**Stated exercise**: Reproduce the records below in full and word for word, excluding pictures.

**Provided data**:
------------------------------
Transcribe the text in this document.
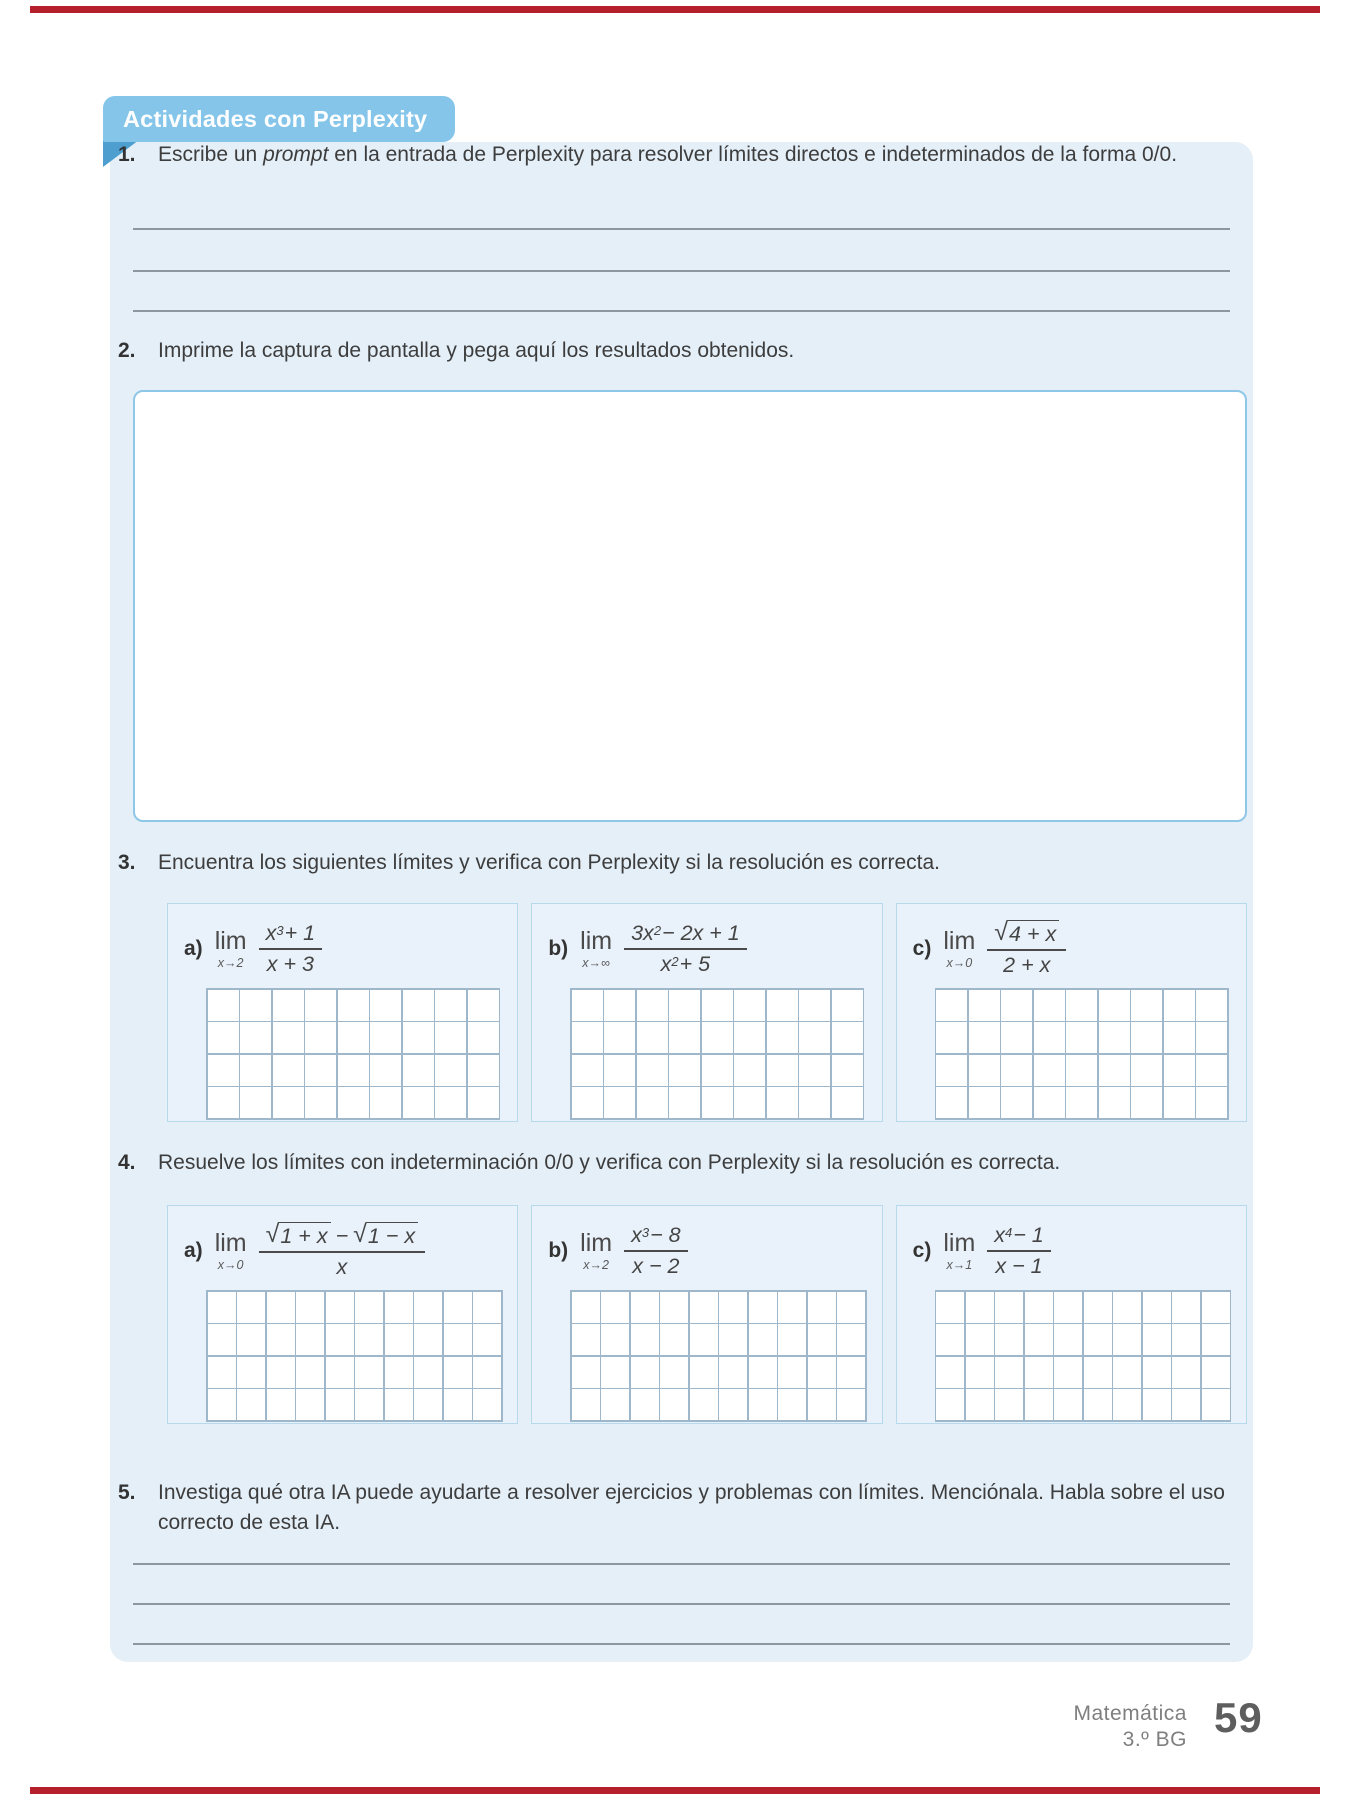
Actividades con Perplexity
1.	Escribe un prompt en la entrada de Perplexity para resolver límites directos e indeterminados de la forma 0/0.

2.	Imprime la captura de pantalla y pega aquí los resultados obtenidos.

3.	Encuentra los siguientes límites y verifica con Perplexity si la resolución es correcta.

a) lim
$x\to 2 \frac{x 3 + 1}{x + 3}$	b) lim
$x\to\infty \frac{3x 2 - 2x + 1}{x 2 + 5}$	c) lim
$x\to 0 \frac{√ 4 + x}{2 + x}$
4.	Resuelve los límites con indeterminación 0/0 y verifica con Perplexity si la resolución es correcta.

a) lim
$x\to 0 \frac{√ 1 + x - √ 1 - x}{x}$	b) lim
$x\to 2 \frac{x 3 - 8}{x - 2}$	c) lim
$x\to 1 \frac{x 4 - 1}{x - 1}$
5.	Investiga qué otra IA puede ayudarte a resolver ejercicios y problemas con límites. Menciónala. Habla sobre el uso correcto de esta IA.

Matemática
3.º BG 59
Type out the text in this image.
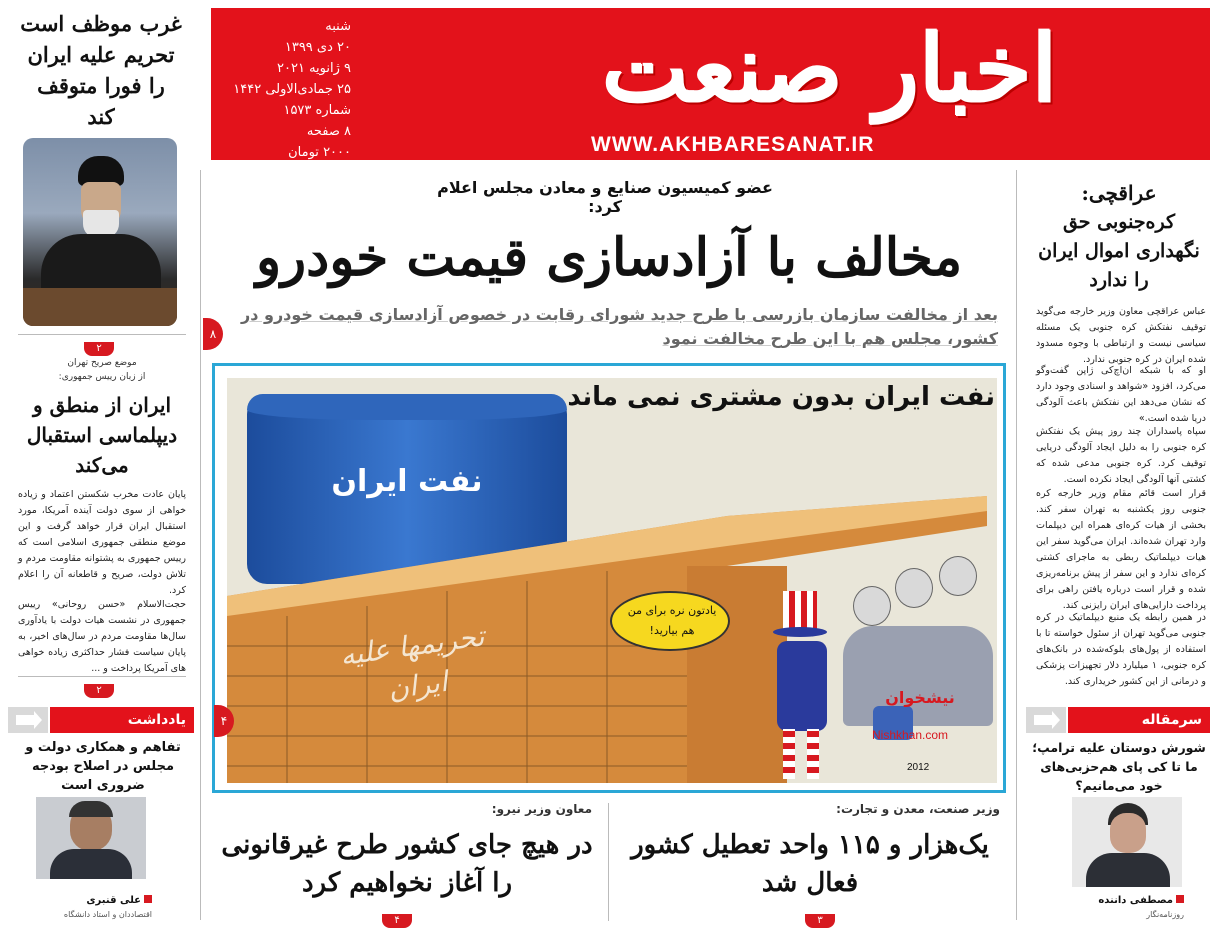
اخبار صنعت
WWW.AKHBARESANAT.IR
شنبه
۲۰ دی ۱۳۹۹
۹ ژانویه ۲۰۲۱
۲۵ جمادی‌الاولی ۱۴۴۲
شماره ۱۵۷۳
۸ صفحه
۲۰۰۰ تومان
غرب موظف است تحریم علیه ایران را فورا متوقف کند
۲
موضع صریح تهران
از زبان رییس جمهوری:
ایران از منطق و دیپلماسی استقبال می‌کند
پایان عادت مخرب شکستن اعتماد و زیاده خواهی از سوی دولت آینده آمریکا، مورد استقبال ایران قرار خواهد گرفت و این موضع منطقی جمهوری اسلامی است که رییس جمهوری به پشتوانه مقاومت مردم و تلاش دولت، صریح و قاطعانه آن را اعلام کرد.
حجت‌الاسلام «حسن روحانی» رییس جمهوری در نشست هیات دولت با یادآوری سال‌ها مقاومت مردم در سال‌های اخیر، به پایان سیاست فشار حداکثری زیاده خواهی های آمریکا پرداخت و ...
۲
یادداشت
تفاهم و همکاری دولت و مجلس در اصلاح بودجه ضروری است
علی قنبری
اقتصاددان و استاد دانشگاه
عضو کمیسیون صنایع و معادن مجلس اعلام کرد:
مخالف با آزادسازی قیمت خودرو
بعد از مخالفت سازمان بازرسی با طرح جدید شورای رقابت در خصوص آزادسازی قیمت خودرو در کشور، مجلس هم با این طرح مخالفت نمود
۸
نفت ایران بدون مشتری نمی ماند
نفت ایران
تحریمها علیه ایران
یادتون نره برای من هم بیارید!
نیشخوان
Nishkhan.com
2012
۴
وزیر صنعت، معدن و تجارت:
یک‌هزار و ۱۱۵ واحد تعطیل کشور فعال شد
۳
معاون وزیر نیرو:
در هیچ جای کشور طرح غیرقانونی را آغاز نخواهیم کرد
۴
عراقچی:
کره‌جنوبی حق نگهداری اموال ایران را ندارد
عباس عراقچی معاون وزیر خارجه می‌گوید توقیف نفتکش کره جنوبی یک مسئله سیاسی نیست و ارتباطی با وجوه مسدود شده ایران در کره جنوبی ندارد.
او که با شبکه ان‌اچ‌کی ژاپن گفت‌وگو می‌کرد، افزود «شواهد و اسنادی وجود دارد که نشان می‌دهد این نفتکش باعث آلودگی دریا شده است.»
سپاه پاسداران چند روز پیش یک نفتکش کره جنوبی را به دلیل ایجاد آلودگی دریایی توقیف کرد. کره جنوبی مدعی شده که کشتی آنها آلودگی ایجاد نکرده است.
قرار است قائم مقام وزیر خارجه کره جنوبی روز یکشنبه به تهران سفر کند. بخشی از هیات کره‌ای همراه این دیپلمات وارد تهران شده‌اند. ایران می‌گوید سفر این هیات دیپلماتیک ربطی به ماجرای کشتی کره‌ای ندارد و این سفر از پیش برنامه‌ریزی شده و قرار است درباره یافتن راهی برای پرداخت دارایی‌های ایران رایزنی کند.
در همین رابطه یک منبع دیپلماتیک در کره جنوبی می‌گوید تهران از سئول خواسته تا با استفاده از پول‌های بلوکه‌شده در بانک‌های کره جنوبی، ۱ میلیارد دلار تجهیزات پزشکی و درمانی از این کشور خریداری کند.
سرمقاله
شورش دوستان علیه ترامپ؛ ما تا کی پای هم‌حزبی‌های خود می‌مانیم؟
مصطفی داننده
روزنامه‌نگار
------------------------------
**Worked answer**:
Transcribe the text in this document.
Actividades con Perplexity
1.	Escribe un prompt en la entrada de Perplexity para resolver límites directos e indeterminados de la forma 0/0.

2.	Imprime la captura de pantalla y pega aquí los resultados obtenidos.

3.	Encuentra los siguientes límites y verifica con Perplexity si la resolución es correcta.

a) lim
$x\to 2 \frac{x 3 + 1}{x + 3}$	b) lim
$x\to\infty \frac{3x 2 - 2x + 1}{x 2 + 5}$	c) lim
$x\to 0 \frac{√ 4 + x}{2 + x}$
4.	Resuelve los límites con indeterminación 0/0 y verifica con Perplexity si la resolución es correcta.

a) lim
$x\to 0 \frac{√ 1 + x - √ 1 - x}{x}$	b) lim
$x\to 2 \frac{x 3 - 8}{x - 2}$	c) lim
$x\to 1 \frac{x 4 - 1}{x - 1}$
5.	Investiga qué otra IA puede ayudarte a resolver ejercicios y problemas con límites. Menciónala. Habla sobre el uso correcto de esta IA.

Matemática
3.º BG 59
Type out the text in this image.
اخبار صنعت
WWW.AKHBARESANAT.IR
شنبه
۲۰ دی ۱۳۹۹
۹ ژانویه ۲۰۲۱
۲۵ جمادی‌الاولی ۱۴۴۲
شماره ۱۵۷۳
۸ صفحه
۲۰۰۰ تومان
غرب موظف است تحریم علیه ایران را فورا متوقف کند
۲
موضع صریح تهران
از زبان رییس جمهوری:
ایران از منطق و دیپلماسی استقبال می‌کند
پایان عادت مخرب شکستن اعتماد و زیاده خواهی از سوی دولت آینده آمریکا، مورد استقبال ایران قرار خواهد گرفت و این موضع منطقی جمهوری اسلامی است که رییس جمهوری به پشتوانه مقاومت مردم و تلاش دولت، صریح و قاطعانه آن را اعلام کرد.
حجت‌الاسلام «حسن روحانی» رییس جمهوری در نشست هیات دولت با یادآوری سال‌ها مقاومت مردم در سال‌های اخیر، به پایان سیاست فشار حداکثری زیاده خواهی های آمریکا پرداخت و ...
۲
یادداشت
تفاهم و همکاری دولت و مجلس در اصلاح بودجه ضروری است
علی قنبری
اقتصاددان و استاد دانشگاه
عضو کمیسیون صنایع و معادن مجلس اعلام کرد:
مخالف با آزادسازی قیمت خودرو
بعد از مخالفت سازمان بازرسی با طرح جدید شورای رقابت در خصوص آزادسازی قیمت خودرو در کشور، مجلس هم با این طرح مخالفت نمود
۸
نفت ایران بدون مشتری نمی ماند
نفت ایران
تحریمها علیه ایران
یادتون نره برای من هم بیارید!
نیشخوان
Nishkhan.com
2012
۴
وزیر صنعت، معدن و تجارت:
یک‌هزار و ۱۱۵ واحد تعطیل کشور فعال شد
۳
معاون وزیر نیرو:
در هیچ جای کشور طرح غیرقانونی را آغاز نخواهیم کرد
۴
عراقچی:
کره‌جنوبی حق نگهداری اموال ایران را ندارد
عباس عراقچی معاون وزیر خارجه می‌گوید توقیف نفتکش کره جنوبی یک مسئله سیاسی نیست و ارتباطی با وجوه مسدود شده ایران در کره جنوبی ندارد.
او که با شبکه ان‌اچ‌کی ژاپن گفت‌وگو می‌کرد، افزود «شواهد و اسنادی وجود دارد که نشان می‌دهد این نفتکش باعث آلودگی دریا شده است.»
سپاه پاسداران چند روز پیش یک نفتکش کره جنوبی را به دلیل ایجاد آلودگی دریایی توقیف کرد. کره جنوبی مدعی شده که کشتی آنها آلودگی ایجاد نکرده است.
قرار است قائم مقام وزیر خارجه کره جنوبی روز یکشنبه به تهران سفر کند. بخشی از هیات کره‌ای همراه این دیپلمات وارد تهران شده‌اند. ایران می‌گوید سفر این هیات دیپلماتیک ربطی به ماجرای کشتی کره‌ای ندارد و این سفر از پیش برنامه‌ریزی شده و قرار است درباره یافتن راهی برای پرداخت دارایی‌های ایران رایزنی کند.
در همین رابطه یک منبع دیپلماتیک در کره جنوبی می‌گوید تهران از سئول خواسته تا با استفاده از پول‌های بلوکه‌شده در بانک‌های کره جنوبی، ۱ میلیارد دلار تجهیزات پزشکی و درمانی از این کشور خریداری کند.
سرمقاله
شورش دوستان علیه ترامپ؛ ما تا کی پای هم‌حزبی‌های خود می‌مانیم؟
مصطفی داننده
روزنامه‌نگار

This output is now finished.